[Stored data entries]
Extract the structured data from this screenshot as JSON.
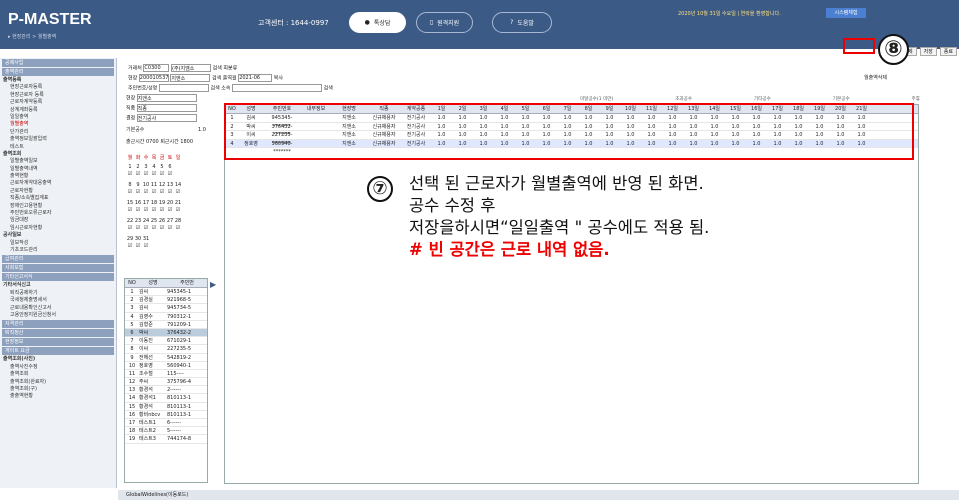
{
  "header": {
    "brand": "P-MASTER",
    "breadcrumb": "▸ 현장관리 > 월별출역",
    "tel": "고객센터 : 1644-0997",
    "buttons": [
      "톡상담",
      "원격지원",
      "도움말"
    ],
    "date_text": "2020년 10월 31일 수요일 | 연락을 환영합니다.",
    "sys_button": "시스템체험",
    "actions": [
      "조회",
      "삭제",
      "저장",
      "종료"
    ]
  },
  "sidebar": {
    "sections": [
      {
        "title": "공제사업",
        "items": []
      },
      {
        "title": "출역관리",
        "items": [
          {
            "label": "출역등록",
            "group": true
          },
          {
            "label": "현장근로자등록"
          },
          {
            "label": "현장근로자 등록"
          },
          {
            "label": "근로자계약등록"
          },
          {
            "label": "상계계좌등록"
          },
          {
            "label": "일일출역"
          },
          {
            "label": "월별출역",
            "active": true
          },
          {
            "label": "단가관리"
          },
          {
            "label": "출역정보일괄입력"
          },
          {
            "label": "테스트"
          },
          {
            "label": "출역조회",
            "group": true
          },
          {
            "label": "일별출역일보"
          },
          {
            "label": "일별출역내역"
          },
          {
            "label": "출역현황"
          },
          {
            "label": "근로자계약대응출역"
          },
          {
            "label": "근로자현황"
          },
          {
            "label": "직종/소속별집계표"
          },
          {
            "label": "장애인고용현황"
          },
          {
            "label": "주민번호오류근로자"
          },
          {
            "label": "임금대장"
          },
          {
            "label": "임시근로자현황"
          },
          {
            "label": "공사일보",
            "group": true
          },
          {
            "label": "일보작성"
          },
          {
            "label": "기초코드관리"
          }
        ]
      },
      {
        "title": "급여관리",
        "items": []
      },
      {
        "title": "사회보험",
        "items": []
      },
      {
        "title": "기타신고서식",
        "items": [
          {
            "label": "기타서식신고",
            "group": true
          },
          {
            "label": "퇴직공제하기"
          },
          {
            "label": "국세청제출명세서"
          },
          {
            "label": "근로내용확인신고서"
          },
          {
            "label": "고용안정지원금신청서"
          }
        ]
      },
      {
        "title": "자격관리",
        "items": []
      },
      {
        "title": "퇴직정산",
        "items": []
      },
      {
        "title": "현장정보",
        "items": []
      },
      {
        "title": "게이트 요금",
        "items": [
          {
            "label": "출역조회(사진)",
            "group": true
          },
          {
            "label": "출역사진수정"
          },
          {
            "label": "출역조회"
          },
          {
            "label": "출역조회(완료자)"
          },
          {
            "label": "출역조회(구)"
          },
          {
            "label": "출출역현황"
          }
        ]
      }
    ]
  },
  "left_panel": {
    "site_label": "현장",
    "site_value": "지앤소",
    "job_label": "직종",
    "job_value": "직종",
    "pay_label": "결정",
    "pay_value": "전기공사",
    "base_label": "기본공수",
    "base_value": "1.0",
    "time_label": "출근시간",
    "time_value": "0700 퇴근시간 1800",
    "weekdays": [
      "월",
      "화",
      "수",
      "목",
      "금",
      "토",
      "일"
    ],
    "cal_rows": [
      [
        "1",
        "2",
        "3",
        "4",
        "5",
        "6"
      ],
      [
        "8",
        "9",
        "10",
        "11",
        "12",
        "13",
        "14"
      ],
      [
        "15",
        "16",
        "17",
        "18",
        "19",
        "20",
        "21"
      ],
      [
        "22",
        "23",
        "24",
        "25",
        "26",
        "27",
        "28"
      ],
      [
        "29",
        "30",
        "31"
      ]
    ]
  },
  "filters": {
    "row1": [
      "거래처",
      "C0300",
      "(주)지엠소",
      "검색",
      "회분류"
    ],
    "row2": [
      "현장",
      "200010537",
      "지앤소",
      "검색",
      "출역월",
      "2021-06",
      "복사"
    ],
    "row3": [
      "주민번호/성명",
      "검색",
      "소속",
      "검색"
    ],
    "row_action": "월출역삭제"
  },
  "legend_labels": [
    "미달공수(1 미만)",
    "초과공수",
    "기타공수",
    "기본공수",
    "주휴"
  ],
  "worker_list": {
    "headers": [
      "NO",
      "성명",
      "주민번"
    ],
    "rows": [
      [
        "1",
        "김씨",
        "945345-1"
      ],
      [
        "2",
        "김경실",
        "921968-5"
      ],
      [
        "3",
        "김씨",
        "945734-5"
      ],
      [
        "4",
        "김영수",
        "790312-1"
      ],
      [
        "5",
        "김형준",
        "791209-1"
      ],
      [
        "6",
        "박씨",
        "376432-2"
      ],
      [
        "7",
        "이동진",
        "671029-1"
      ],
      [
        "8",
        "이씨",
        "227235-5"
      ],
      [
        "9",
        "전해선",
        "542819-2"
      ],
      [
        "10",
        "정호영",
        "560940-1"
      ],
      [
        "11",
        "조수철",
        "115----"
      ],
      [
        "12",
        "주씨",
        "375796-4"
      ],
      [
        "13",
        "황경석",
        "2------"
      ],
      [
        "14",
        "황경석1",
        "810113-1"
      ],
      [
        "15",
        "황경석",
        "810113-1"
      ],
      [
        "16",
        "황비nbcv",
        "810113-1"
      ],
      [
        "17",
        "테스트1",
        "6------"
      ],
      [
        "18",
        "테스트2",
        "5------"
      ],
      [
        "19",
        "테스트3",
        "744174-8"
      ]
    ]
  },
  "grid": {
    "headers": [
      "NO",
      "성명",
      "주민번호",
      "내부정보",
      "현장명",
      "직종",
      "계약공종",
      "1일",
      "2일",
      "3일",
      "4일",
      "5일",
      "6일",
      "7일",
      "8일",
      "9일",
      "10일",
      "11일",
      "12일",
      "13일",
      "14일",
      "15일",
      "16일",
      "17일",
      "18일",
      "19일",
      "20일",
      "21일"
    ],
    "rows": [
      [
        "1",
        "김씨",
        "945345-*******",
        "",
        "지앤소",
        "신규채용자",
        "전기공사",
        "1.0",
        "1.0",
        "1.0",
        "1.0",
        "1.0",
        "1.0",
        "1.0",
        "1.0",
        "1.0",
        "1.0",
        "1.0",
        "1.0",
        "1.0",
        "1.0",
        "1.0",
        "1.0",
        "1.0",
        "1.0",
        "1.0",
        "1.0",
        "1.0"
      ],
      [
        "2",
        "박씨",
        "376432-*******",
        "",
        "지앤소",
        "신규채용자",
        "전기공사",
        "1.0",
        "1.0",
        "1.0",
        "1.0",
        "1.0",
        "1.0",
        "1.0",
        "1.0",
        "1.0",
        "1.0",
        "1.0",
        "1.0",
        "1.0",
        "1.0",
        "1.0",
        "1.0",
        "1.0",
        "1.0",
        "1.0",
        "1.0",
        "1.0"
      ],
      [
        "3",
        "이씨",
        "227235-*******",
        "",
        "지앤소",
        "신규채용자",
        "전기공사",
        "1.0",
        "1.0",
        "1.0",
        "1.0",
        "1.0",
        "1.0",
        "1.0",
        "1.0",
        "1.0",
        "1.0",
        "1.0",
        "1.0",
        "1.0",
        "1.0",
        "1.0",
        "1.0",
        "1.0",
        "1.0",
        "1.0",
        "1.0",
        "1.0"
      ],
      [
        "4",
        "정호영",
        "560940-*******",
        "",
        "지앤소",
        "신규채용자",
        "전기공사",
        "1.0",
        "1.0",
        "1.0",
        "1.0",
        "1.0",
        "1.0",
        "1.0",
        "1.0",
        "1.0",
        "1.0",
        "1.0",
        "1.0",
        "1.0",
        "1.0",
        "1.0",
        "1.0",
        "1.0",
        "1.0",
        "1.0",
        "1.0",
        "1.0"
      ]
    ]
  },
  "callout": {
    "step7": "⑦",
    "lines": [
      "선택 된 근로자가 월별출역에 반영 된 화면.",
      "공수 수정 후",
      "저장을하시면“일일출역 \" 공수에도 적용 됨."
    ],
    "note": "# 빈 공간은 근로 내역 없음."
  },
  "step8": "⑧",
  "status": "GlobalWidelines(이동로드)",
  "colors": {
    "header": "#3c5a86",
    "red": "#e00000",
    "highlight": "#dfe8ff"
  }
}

Given task —
In the records shown above, how many lines include the word "title"? Answer with the number only.

Exercise answer —
9